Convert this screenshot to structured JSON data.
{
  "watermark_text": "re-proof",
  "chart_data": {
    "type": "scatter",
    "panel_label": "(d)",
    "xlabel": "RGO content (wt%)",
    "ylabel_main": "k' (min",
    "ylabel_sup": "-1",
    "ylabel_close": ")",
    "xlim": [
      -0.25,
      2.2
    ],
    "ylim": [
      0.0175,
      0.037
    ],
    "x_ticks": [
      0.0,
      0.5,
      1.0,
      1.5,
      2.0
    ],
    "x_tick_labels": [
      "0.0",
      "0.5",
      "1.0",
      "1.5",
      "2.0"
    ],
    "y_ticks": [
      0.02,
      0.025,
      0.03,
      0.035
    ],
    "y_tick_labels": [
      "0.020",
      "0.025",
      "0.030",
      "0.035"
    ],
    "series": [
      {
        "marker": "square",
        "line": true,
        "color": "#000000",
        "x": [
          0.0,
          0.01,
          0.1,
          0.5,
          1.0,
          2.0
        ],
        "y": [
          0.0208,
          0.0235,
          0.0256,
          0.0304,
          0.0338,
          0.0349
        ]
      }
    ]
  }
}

TASK TO COMPLETE:
Reproduce each entry from the records above, character for character.

TASK SOLUTION:
Convert this screenshot to structured JSON data.
{
  "watermark_text": "re-proof",
  "chart_data": {
    "type": "scatter",
    "panel_label": "(d)",
    "xlabel": "RGO content (wt%)",
    "ylabel_main": "k' (min",
    "ylabel_sup": "-1",
    "ylabel_close": ")",
    "xlim": [
      -0.25,
      2.2
    ],
    "ylim": [
      0.0175,
      0.037
    ],
    "x_ticks": [
      0.0,
      0.5,
      1.0,
      1.5,
      2.0
    ],
    "x_tick_labels": [
      "0.0",
      "0.5",
      "1.0",
      "1.5",
      "2.0"
    ],
    "y_ticks": [
      0.02,
      0.025,
      0.03,
      0.035
    ],
    "y_tick_labels": [
      "0.020",
      "0.025",
      "0.030",
      "0.035"
    ],
    "series": [
      {
        "marker": "square",
        "line": true,
        "color": "#000000",
        "x": [
          0.0,
          0.01,
          0.1,
          0.5,
          1.0,
          2.0
        ],
        "y": [
          0.0208,
          0.0235,
          0.0256,
          0.0304,
          0.0338,
          0.0349
        ]
      }
    ]
  }
}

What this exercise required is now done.